» **Saved data entries**:
++++++++++
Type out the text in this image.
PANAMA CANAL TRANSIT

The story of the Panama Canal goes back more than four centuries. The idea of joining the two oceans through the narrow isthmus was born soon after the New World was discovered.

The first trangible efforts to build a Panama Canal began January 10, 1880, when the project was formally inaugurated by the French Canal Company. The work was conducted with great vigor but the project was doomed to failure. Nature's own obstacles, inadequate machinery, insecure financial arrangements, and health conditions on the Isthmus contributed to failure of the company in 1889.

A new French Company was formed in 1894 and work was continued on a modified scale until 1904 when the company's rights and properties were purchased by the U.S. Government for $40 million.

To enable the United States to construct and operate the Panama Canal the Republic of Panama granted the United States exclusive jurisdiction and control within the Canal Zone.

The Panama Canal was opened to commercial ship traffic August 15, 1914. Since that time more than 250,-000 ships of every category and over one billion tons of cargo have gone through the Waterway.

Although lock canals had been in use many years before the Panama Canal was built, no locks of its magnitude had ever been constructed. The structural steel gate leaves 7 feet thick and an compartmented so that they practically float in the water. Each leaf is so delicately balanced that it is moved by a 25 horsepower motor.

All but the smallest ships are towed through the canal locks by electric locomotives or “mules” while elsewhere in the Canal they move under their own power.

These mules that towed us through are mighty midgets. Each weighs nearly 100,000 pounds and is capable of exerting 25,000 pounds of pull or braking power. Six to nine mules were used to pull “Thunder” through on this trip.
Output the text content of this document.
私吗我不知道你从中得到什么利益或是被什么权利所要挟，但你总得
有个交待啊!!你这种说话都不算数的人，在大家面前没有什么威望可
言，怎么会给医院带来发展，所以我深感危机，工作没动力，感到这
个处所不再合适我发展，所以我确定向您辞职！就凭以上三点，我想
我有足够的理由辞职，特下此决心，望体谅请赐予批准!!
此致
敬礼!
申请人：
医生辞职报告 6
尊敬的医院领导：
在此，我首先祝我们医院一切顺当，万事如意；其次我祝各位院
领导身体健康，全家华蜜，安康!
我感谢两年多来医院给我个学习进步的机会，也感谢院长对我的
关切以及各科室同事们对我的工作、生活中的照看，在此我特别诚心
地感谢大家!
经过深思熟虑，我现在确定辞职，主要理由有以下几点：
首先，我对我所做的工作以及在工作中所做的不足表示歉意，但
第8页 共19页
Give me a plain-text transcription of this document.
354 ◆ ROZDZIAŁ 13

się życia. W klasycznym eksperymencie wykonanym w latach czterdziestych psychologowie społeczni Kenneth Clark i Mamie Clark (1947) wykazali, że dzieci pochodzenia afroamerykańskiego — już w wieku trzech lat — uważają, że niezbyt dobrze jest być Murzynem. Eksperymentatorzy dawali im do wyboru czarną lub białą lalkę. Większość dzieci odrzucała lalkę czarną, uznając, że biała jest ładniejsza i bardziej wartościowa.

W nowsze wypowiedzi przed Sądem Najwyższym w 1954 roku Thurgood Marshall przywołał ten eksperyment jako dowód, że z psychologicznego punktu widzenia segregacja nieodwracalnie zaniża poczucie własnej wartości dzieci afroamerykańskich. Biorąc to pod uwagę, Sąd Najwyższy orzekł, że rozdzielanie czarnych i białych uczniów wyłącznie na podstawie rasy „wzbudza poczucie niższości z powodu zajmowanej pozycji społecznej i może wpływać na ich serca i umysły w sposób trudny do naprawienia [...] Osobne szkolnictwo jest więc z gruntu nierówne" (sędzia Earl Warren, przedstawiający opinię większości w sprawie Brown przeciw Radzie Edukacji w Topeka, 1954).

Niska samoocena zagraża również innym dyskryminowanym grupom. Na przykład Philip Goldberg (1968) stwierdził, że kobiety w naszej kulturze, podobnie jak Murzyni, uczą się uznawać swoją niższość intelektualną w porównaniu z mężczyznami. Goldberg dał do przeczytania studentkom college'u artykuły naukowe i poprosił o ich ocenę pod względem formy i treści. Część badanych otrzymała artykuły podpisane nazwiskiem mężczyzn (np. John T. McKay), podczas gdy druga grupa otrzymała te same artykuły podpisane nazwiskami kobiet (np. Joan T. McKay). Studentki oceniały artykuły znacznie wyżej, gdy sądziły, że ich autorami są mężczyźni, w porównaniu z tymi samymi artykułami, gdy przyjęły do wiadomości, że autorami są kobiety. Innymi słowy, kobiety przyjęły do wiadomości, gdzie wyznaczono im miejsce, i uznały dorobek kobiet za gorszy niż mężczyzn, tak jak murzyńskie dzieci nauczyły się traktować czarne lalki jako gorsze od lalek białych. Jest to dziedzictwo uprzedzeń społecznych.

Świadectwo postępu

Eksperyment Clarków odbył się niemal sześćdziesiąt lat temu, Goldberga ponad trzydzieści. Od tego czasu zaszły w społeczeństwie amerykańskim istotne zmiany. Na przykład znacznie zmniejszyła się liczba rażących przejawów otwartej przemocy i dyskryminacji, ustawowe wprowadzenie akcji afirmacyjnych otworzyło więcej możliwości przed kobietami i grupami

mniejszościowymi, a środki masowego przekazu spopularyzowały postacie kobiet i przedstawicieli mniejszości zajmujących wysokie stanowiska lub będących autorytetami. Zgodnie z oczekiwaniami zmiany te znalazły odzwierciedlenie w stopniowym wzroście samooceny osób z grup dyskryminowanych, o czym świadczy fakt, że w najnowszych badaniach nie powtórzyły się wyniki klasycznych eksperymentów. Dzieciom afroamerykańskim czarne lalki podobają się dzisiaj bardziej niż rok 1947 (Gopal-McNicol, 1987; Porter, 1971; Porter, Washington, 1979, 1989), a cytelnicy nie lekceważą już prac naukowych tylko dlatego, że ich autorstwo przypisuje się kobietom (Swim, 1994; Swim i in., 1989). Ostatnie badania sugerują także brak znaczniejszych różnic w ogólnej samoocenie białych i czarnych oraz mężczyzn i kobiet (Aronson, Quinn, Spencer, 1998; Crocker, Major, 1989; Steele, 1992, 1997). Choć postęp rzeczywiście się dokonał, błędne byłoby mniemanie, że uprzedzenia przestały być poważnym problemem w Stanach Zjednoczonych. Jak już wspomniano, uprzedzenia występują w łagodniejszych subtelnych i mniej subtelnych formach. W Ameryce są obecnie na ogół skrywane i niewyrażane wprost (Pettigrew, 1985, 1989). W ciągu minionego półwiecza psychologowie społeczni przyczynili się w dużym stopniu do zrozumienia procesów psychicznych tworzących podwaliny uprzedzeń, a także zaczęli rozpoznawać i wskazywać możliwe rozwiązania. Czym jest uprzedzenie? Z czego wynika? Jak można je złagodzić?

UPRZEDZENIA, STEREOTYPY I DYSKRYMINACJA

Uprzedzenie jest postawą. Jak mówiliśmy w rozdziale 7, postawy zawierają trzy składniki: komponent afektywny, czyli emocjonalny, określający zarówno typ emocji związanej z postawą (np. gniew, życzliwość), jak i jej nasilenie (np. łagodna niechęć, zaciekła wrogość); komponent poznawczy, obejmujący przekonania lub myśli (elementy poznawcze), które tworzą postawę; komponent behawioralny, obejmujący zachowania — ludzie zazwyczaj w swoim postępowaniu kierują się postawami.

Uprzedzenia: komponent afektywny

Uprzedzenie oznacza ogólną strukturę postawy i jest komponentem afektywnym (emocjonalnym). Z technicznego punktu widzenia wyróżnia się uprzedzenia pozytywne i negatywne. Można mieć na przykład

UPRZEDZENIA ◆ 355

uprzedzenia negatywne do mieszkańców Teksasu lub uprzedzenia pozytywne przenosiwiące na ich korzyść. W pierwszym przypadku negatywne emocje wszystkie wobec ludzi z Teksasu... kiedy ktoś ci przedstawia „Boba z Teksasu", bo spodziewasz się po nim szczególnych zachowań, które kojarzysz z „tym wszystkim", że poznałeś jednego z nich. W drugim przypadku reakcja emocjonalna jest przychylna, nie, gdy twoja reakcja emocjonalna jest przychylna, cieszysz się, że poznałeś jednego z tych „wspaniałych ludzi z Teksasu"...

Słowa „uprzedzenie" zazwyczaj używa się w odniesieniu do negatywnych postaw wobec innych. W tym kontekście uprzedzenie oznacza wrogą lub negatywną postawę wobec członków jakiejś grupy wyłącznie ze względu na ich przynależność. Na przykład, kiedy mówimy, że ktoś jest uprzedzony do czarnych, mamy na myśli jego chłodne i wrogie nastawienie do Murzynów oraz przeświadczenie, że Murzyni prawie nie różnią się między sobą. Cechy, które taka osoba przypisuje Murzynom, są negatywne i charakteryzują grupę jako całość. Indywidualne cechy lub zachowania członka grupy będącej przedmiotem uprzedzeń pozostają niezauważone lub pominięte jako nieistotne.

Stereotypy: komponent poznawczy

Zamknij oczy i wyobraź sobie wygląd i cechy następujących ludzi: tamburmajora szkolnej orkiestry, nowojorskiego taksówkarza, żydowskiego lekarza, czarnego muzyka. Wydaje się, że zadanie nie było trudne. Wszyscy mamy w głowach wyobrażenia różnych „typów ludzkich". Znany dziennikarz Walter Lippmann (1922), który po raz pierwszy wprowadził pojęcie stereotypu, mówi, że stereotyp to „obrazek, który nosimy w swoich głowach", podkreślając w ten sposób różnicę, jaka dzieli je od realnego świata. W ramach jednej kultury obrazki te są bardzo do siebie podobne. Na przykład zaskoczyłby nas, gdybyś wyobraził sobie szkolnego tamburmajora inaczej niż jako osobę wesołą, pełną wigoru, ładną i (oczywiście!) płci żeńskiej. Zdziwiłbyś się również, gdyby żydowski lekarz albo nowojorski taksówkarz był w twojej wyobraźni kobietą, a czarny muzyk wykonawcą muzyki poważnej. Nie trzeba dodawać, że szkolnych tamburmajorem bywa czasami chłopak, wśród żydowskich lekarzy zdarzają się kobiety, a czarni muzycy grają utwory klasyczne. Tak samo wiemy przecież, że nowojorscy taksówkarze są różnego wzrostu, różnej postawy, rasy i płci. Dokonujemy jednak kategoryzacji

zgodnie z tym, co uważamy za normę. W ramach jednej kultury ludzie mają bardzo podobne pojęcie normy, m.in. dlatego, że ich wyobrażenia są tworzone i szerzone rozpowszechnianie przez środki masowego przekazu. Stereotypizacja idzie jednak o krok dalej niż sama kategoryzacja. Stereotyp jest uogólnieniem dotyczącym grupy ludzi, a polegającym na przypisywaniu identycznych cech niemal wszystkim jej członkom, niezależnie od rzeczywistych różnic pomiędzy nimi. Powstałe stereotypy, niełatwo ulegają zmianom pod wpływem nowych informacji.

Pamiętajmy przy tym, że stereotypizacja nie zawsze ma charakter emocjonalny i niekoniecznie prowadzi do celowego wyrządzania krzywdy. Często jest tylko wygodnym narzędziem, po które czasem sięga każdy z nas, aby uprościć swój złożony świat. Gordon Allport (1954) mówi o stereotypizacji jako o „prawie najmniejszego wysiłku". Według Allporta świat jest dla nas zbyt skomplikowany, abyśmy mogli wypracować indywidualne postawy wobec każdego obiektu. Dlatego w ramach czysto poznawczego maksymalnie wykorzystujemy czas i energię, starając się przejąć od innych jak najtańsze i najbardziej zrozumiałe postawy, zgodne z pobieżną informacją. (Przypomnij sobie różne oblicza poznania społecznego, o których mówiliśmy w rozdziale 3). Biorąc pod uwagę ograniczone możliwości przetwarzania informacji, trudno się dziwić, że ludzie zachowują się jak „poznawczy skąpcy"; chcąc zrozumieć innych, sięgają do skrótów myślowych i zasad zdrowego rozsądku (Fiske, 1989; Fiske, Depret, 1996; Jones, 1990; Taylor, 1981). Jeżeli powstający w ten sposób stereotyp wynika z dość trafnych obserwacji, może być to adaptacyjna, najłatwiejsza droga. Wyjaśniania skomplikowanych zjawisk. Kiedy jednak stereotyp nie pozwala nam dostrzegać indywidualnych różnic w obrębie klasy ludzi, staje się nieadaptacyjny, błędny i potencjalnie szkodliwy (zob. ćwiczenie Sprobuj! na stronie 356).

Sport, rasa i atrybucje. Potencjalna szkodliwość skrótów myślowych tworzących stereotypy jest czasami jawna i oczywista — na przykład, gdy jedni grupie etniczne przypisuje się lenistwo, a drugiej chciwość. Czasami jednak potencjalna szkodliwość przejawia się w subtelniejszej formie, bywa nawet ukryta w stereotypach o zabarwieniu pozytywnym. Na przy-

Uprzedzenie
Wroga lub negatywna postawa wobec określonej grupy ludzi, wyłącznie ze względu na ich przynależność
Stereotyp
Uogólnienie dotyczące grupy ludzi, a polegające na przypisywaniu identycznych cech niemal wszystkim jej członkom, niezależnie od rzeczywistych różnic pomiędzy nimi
++++++++++
» **TASK TO COMPLETE**:
How many lines of the records contain the string "niezależnie"? Respond with the number alone.

» **RESPONSE TO THIS EXERCISE**:
2